(Stored entries)
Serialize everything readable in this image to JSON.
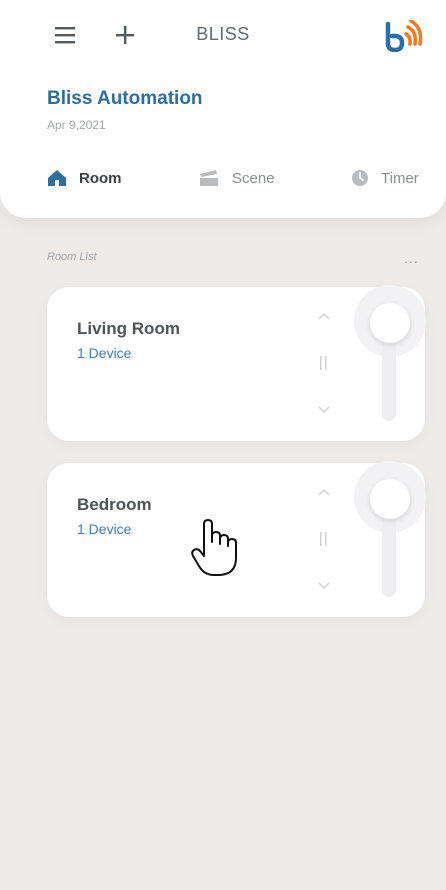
{
  "header": {
    "title": "BLISS",
    "menu_icon": "hamburger-menu-icon",
    "add_icon": "plus-icon",
    "logo_icon": "bliss-logo-icon"
  },
  "app": {
    "name": "Bliss Automation",
    "date": "Apr 9,2021"
  },
  "tabs": [
    {
      "label": "Room",
      "icon": "home-icon",
      "active": true
    },
    {
      "label": "Scene",
      "icon": "scene-icon",
      "active": false
    },
    {
      "label": "Timer",
      "icon": "clock-icon",
      "active": false
    }
  ],
  "room_list": {
    "label": "Room List",
    "more": "...",
    "rooms": [
      {
        "name": "Living Room",
        "devices": "1 Device"
      },
      {
        "name": "Bedroom",
        "devices": "1 Device"
      }
    ]
  },
  "colors": {
    "accent": "#2f6f9a",
    "link": "#3e80a9",
    "logo_blue": "#2e6ea6",
    "logo_orange": "#f47b20",
    "background": "#efebe9"
  }
}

**Task to carry out**
None of the pictures should appear; repeat the records exactly otherwise.

**Completed exercise**
Serialize everything readable in this image to JSON.
{
  "header": {
    "title": "BLISS",
    "menu_icon": "hamburger-menu-icon",
    "add_icon": "plus-icon",
    "logo_icon": "bliss-logo-icon"
  },
  "app": {
    "name": "Bliss Automation",
    "date": "Apr 9,2021"
  },
  "tabs": [
    {
      "label": "Room",
      "icon": "home-icon",
      "active": true
    },
    {
      "label": "Scene",
      "icon": "scene-icon",
      "active": false
    },
    {
      "label": "Timer",
      "icon": "clock-icon",
      "active": false
    }
  ],
  "room_list": {
    "label": "Room List",
    "more": "...",
    "rooms": [
      {
        "name": "Living Room",
        "devices": "1 Device"
      },
      {
        "name": "Bedroom",
        "devices": "1 Device"
      }
    ]
  },
  "colors": {
    "accent": "#2f6f9a",
    "link": "#3e80a9",
    "logo_blue": "#2e6ea6",
    "logo_orange": "#f47b20",
    "background": "#efebe9"
  }
}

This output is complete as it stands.